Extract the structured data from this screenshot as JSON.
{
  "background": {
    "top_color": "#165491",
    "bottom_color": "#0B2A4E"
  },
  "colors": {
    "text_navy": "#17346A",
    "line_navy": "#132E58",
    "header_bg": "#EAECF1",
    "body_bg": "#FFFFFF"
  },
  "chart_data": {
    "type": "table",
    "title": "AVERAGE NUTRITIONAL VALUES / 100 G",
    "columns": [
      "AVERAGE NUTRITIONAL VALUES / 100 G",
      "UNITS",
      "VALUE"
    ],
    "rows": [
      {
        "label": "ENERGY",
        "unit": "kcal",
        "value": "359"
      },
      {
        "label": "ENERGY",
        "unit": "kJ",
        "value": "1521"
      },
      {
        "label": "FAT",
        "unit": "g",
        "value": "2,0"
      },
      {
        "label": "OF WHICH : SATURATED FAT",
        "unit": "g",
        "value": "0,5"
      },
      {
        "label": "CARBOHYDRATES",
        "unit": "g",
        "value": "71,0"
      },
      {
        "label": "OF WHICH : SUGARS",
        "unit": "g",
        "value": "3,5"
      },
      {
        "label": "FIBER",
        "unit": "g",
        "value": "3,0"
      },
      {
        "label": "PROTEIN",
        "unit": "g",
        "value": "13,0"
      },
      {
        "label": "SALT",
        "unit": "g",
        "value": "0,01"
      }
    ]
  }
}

^^^^^^^^

Aim of the exercise - Indicate the number of lines in the data above that contain the string "NUTRITIONAL", without any additional text.

Exercise output - 2